The request — Keep only the lines of the data below that contain "JSON", and copy them.

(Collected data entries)

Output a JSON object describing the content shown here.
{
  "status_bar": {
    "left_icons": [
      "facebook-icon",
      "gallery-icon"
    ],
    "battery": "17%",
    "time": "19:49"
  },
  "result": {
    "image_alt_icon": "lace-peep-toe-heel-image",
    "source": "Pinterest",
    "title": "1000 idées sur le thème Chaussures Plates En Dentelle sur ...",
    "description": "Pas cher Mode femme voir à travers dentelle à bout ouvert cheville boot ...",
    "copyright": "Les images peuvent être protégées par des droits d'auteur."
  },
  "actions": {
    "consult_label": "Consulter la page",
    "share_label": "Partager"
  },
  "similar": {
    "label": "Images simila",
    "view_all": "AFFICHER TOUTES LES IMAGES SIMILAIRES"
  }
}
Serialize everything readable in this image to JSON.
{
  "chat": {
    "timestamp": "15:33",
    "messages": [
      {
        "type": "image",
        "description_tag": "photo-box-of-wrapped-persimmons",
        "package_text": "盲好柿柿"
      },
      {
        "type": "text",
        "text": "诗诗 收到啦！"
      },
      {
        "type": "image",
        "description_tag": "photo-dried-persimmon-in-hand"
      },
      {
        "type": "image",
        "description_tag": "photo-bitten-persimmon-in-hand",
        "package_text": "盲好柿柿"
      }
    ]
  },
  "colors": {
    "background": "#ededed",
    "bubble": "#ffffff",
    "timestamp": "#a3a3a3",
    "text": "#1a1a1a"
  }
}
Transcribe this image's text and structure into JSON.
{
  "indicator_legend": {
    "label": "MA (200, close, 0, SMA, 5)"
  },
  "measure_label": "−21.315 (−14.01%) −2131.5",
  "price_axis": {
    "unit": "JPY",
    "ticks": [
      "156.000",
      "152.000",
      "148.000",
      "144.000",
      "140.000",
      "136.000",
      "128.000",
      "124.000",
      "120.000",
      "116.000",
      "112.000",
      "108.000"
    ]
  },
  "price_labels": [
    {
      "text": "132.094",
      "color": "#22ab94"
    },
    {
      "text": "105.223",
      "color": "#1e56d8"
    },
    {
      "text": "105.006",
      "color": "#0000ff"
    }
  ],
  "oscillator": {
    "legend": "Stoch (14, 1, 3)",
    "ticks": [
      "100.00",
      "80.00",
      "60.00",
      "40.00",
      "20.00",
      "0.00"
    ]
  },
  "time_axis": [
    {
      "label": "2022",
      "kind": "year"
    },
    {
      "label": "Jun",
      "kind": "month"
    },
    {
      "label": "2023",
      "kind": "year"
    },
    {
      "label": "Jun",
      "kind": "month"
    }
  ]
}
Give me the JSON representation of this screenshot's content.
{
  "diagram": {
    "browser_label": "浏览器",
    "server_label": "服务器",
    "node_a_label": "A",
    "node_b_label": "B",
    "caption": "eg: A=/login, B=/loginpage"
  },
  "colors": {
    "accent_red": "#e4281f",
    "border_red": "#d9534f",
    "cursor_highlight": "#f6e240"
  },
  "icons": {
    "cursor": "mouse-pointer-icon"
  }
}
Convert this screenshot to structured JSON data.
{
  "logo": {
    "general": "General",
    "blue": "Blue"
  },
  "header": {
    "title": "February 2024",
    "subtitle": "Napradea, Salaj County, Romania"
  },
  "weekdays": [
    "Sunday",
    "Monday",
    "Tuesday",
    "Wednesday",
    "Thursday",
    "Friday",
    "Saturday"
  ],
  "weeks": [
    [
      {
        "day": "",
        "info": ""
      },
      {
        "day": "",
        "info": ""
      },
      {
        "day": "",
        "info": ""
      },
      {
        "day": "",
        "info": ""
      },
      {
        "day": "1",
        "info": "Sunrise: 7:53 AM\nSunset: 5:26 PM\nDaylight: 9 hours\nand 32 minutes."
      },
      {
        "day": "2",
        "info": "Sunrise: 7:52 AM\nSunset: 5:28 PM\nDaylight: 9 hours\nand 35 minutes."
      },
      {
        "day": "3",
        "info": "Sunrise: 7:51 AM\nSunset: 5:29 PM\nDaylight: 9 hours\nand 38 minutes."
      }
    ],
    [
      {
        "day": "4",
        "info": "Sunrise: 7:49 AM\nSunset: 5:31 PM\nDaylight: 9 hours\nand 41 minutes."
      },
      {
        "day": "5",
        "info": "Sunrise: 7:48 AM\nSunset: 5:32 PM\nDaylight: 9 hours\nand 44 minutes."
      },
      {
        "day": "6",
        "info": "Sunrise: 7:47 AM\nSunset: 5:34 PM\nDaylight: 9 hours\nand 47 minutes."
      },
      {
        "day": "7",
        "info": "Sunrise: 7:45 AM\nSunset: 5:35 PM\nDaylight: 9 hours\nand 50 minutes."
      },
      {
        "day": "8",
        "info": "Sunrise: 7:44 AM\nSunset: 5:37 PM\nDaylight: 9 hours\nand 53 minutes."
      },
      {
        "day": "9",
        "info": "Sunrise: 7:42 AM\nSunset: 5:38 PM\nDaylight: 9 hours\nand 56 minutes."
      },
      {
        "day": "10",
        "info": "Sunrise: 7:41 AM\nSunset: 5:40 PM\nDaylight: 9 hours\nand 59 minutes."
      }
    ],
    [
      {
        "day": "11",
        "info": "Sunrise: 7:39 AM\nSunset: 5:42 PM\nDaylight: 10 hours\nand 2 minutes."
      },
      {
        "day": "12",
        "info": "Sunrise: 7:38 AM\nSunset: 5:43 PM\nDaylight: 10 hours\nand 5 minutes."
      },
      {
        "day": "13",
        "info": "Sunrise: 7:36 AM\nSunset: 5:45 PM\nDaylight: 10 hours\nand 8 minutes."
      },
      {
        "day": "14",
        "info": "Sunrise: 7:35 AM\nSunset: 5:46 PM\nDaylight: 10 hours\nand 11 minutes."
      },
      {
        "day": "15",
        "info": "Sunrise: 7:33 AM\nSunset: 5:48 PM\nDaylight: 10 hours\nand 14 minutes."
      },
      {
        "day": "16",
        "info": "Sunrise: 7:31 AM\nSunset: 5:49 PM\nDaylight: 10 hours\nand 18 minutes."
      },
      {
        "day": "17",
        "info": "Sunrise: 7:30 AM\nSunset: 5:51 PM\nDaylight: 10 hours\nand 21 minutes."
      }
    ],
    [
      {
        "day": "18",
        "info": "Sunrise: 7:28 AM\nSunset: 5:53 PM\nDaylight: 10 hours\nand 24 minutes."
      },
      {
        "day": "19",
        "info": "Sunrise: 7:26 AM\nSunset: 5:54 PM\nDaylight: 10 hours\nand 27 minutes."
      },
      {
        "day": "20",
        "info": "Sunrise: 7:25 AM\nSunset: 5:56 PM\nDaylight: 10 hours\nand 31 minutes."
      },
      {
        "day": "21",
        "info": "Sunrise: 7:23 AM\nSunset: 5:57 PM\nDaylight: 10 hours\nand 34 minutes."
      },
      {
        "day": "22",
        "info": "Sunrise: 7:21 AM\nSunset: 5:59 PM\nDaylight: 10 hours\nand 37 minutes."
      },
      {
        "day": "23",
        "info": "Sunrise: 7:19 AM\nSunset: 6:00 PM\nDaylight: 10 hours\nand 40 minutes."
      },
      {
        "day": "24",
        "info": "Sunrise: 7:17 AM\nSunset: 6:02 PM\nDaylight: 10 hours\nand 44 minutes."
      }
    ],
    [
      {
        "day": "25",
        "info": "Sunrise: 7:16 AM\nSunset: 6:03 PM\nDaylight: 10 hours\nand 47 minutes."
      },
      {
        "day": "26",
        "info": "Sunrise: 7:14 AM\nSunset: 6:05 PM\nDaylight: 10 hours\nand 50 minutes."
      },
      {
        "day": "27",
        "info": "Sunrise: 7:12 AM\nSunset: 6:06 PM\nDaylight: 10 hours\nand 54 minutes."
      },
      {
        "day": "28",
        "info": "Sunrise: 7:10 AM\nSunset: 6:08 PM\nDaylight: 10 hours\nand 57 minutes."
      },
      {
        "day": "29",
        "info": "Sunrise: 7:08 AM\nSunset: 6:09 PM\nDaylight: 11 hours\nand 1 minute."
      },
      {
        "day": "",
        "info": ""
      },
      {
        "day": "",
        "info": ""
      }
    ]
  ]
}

In response —
Output a JSON object describing the content shown here.
Serialize everything readable in this image to JSON.
Transcribe this image's text and structure into JSON.
Give me the JSON representation of this screenshot's content.
Convert this screenshot to structured JSON data.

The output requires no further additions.